-- To do --
Sort through the data and copy the lines holding the word "this".

-- The records --
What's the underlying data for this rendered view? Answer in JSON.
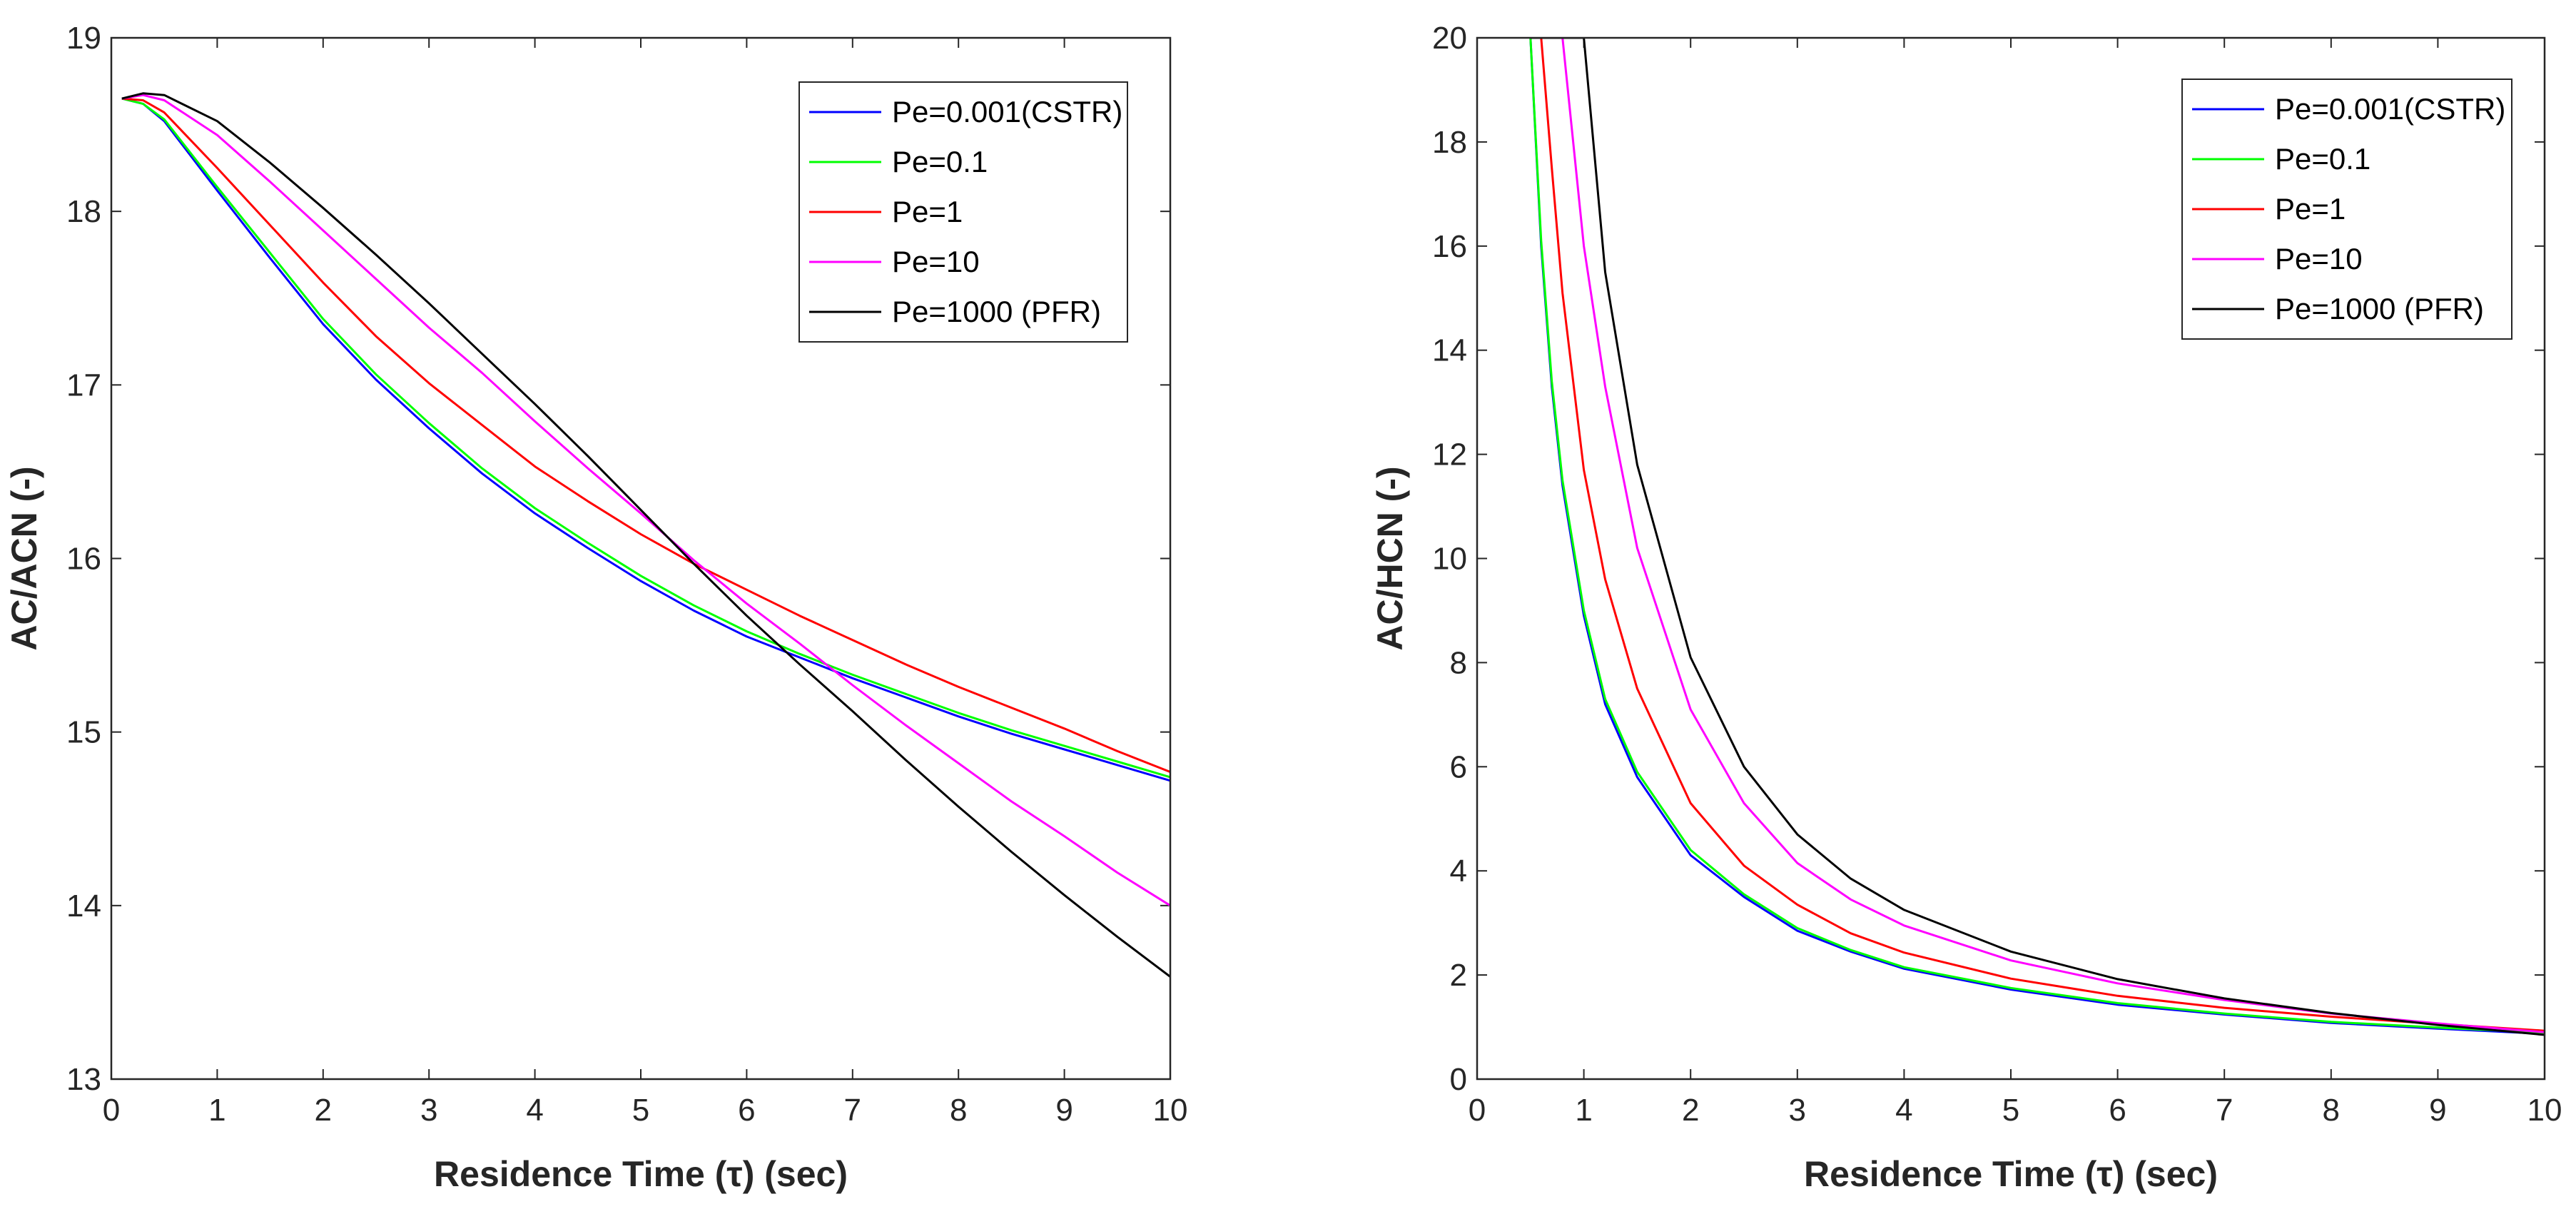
{
  "chart_data": [
    {
      "type": "line",
      "title": "",
      "xlabel": "Residence Time (τ) (sec)",
      "ylabel": "AC/ACN (-)",
      "xlim": [
        0,
        10
      ],
      "ylim": [
        13,
        19
      ],
      "xticks": [
        "0",
        "1",
        "2",
        "3",
        "4",
        "5",
        "6",
        "7",
        "8",
        "9",
        "10"
      ],
      "yticks": [
        "13",
        "14",
        "15",
        "16",
        "17",
        "18",
        "19"
      ],
      "legend_position": "top-right",
      "x": [
        0.1,
        0.3,
        0.5,
        1,
        1.5,
        2,
        2.5,
        3,
        3.5,
        4,
        4.5,
        5,
        5.5,
        6,
        6.5,
        7,
        7.5,
        8,
        8.5,
        9,
        9.5,
        10
      ],
      "series": [
        {
          "name": "Pe=0.001(CSTR)",
          "color": "#0000ff",
          "values": [
            18.65,
            18.62,
            18.52,
            18.12,
            17.73,
            17.35,
            17.03,
            16.75,
            16.49,
            16.26,
            16.06,
            15.87,
            15.7,
            15.55,
            15.43,
            15.31,
            15.2,
            15.09,
            14.99,
            14.9,
            14.81,
            14.72
          ]
        },
        {
          "name": "Pe=0.1",
          "color": "#00ff00",
          "values": [
            18.65,
            18.62,
            18.53,
            18.14,
            17.76,
            17.38,
            17.06,
            16.78,
            16.52,
            16.29,
            16.09,
            15.9,
            15.73,
            15.58,
            15.45,
            15.33,
            15.22,
            15.11,
            15.01,
            14.92,
            14.83,
            14.74
          ]
        },
        {
          "name": "Pe=1",
          "color": "#ff0000",
          "values": [
            18.65,
            18.64,
            18.57,
            18.25,
            17.92,
            17.59,
            17.28,
            17.01,
            16.77,
            16.53,
            16.33,
            16.14,
            15.97,
            15.82,
            15.67,
            15.53,
            15.39,
            15.26,
            15.14,
            15.02,
            14.89,
            14.77
          ]
        },
        {
          "name": "Pe=10",
          "color": "#ff00ff",
          "values": [
            18.65,
            18.67,
            18.64,
            18.44,
            18.17,
            17.89,
            17.61,
            17.33,
            17.07,
            16.79,
            16.52,
            16.26,
            15.99,
            15.74,
            15.51,
            15.27,
            15.04,
            14.82,
            14.6,
            14.4,
            14.19,
            14.0
          ]
        },
        {
          "name": "Pe=1000 (PFR)",
          "color": "#000000",
          "values": [
            18.65,
            18.68,
            18.67,
            18.52,
            18.28,
            18.02,
            17.75,
            17.47,
            17.18,
            16.89,
            16.59,
            16.28,
            15.97,
            15.67,
            15.39,
            15.12,
            14.84,
            14.57,
            14.31,
            14.06,
            13.82,
            13.59
          ]
        }
      ]
    },
    {
      "type": "line",
      "title": "",
      "xlabel": "Residence Time (τ) (sec)",
      "ylabel": "AC/HCN (-)",
      "xlim": [
        0,
        10
      ],
      "ylim": [
        0,
        20
      ],
      "xticks": [
        "0",
        "1",
        "2",
        "3",
        "4",
        "5",
        "6",
        "7",
        "8",
        "9",
        "10"
      ],
      "yticks": [
        "0",
        "2",
        "4",
        "6",
        "8",
        "10",
        "12",
        "14",
        "16",
        "18",
        "20"
      ],
      "legend_position": "top-right",
      "x": [
        0.5,
        0.6,
        0.7,
        0.8,
        1,
        1.2,
        1.5,
        2,
        2.5,
        3,
        3.5,
        4,
        5,
        6,
        7,
        8,
        9,
        10
      ],
      "series": [
        {
          "name": "Pe=0.001(CSTR)",
          "color": "#0000ff",
          "values": [
            20.0,
            16.0,
            13.3,
            11.4,
            8.9,
            7.2,
            5.8,
            4.3,
            3.5,
            2.85,
            2.45,
            2.12,
            1.72,
            1.43,
            1.24,
            1.08,
            0.97,
            0.87
          ]
        },
        {
          "name": "Pe=0.1",
          "color": "#00ff00",
          "values": [
            20.0,
            16.1,
            13.4,
            11.5,
            9.0,
            7.3,
            5.9,
            4.4,
            3.55,
            2.9,
            2.48,
            2.15,
            1.75,
            1.46,
            1.26,
            1.1,
            0.99,
            0.89
          ]
        },
        {
          "name": "Pe=1",
          "color": "#ff0000",
          "values": [
            20.0,
            20.0,
            17.5,
            15.1,
            11.7,
            9.6,
            7.5,
            5.3,
            4.1,
            3.35,
            2.8,
            2.43,
            1.93,
            1.6,
            1.37,
            1.2,
            1.06,
            0.93
          ]
        },
        {
          "name": "Pe=10",
          "color": "#ff00ff",
          "values": [
            20.0,
            20.0,
            20.0,
            20.0,
            16.0,
            13.3,
            10.2,
            7.1,
            5.3,
            4.15,
            3.45,
            2.95,
            2.28,
            1.84,
            1.52,
            1.26,
            1.07,
            0.9
          ]
        },
        {
          "name": "Pe=1000 (PFR)",
          "color": "#000000",
          "values": [
            20.0,
            20.0,
            20.0,
            20.0,
            20.0,
            15.5,
            11.8,
            8.1,
            6.0,
            4.7,
            3.85,
            3.25,
            2.45,
            1.92,
            1.55,
            1.27,
            1.04,
            0.85
          ]
        }
      ]
    }
  ]
}
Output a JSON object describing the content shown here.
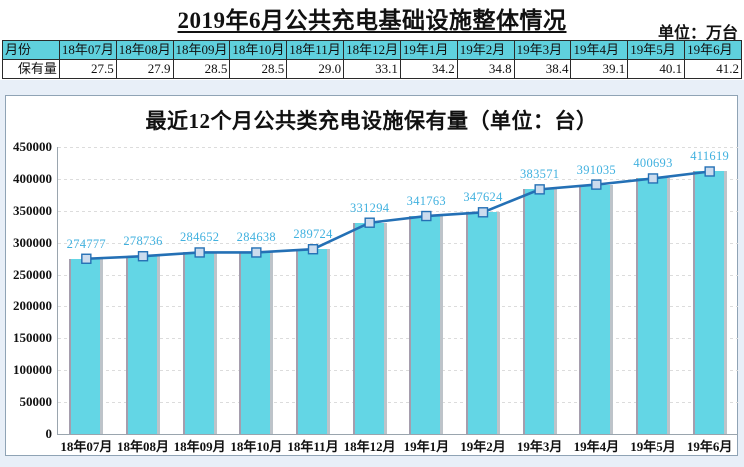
{
  "page": {
    "title": "2019年6月公共充电基础设施整体情况",
    "unit_note": "单位：万台"
  },
  "table": {
    "row_header_label": "月份",
    "value_row_label": "保有量",
    "columns": [
      "18年07月",
      "18年08月",
      "18年09月",
      "18年10月",
      "18年11月",
      "18年12月",
      "19年1月",
      "19年2月",
      "19年3月",
      "19年4月",
      "19年5月",
      "19年6月"
    ],
    "values": [
      "27.5",
      "27.9",
      "28.5",
      "28.5",
      "29.0",
      "33.1",
      "34.2",
      "34.8",
      "38.4",
      "39.1",
      "40.1",
      "41.2"
    ]
  },
  "chart_data": {
    "type": "bar+line",
    "title": "最近12个月公共类充电设施保有量（单位：台）",
    "categories": [
      "18年07月",
      "18年08月",
      "18年09月",
      "18年10月",
      "18年11月",
      "18年12月",
      "19年1月",
      "19年2月",
      "19年3月",
      "19年4月",
      "19年5月",
      "19年6月"
    ],
    "values": [
      274777,
      278736,
      284652,
      284638,
      289724,
      331294,
      341763,
      347624,
      383571,
      391035,
      400693,
      411619
    ],
    "ylim": [
      0,
      450000
    ],
    "ytick_interval": 50000,
    "grid": true,
    "legend": "none",
    "colors": {
      "bar_fill": "#63D6E5",
      "bar_edge_left": "#A59DAD",
      "bar_edge_right": "#BDC3C9",
      "line": "#2470B5",
      "marker_fill": "#CCDCEE",
      "point_label": "#41B1DF",
      "grid": "#DCDCDC",
      "axis": "#9AA5AE",
      "table_header_bg": "#5FD0DD",
      "panel_border": "#8FA3B5",
      "band_bg": "#E8EFF8"
    }
  }
}
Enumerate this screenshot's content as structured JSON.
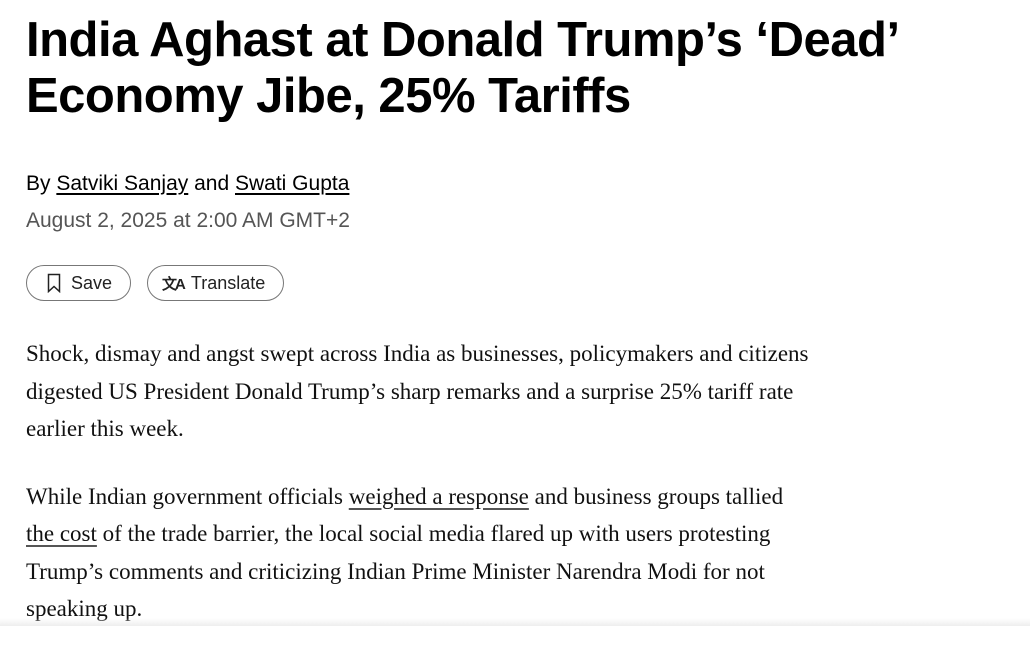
{
  "headline": "India Aghast at Donald Trump’s ‘Dead’ Economy Jibe, 25% Tariffs",
  "byline": {
    "prefix": "By",
    "author1": "Satviki Sanjay",
    "joiner": "and",
    "author2": "Swati Gupta"
  },
  "date": "August 2, 2025 at 2:00 AM GMT+2",
  "actions": {
    "save_label": "Save",
    "save_icon": "bookmark-icon",
    "translate_label": "Translate",
    "translate_icon": "translate-icon"
  },
  "body": {
    "p1": "Shock, dismay and angst swept across India as businesses, policymakers and citizens digested US President Donald Trump’s sharp remarks and a surprise 25% tariff rate earlier this week.",
    "p2_a": "While Indian government officials ",
    "p2_link1": "weighed a response",
    "p2_b": " and business groups tallied ",
    "p2_link2": "the cost",
    "p2_c": " of the trade barrier, the local social media flared up with users protesting Trump’s comments and criticizing Indian Prime Minister Narendra Modi for not speaking up."
  }
}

-- Task solution --
What's the underlying data for this rendered view? Answer in JSON.
Enumerate this screenshot's content as structured JSON.
    "p1": "Shock, dismay and angst swept across India as businesses, policymakers and citizens digested US President Donald Trump’s sharp remarks and a surprise 25% tariff rate earlier this week.",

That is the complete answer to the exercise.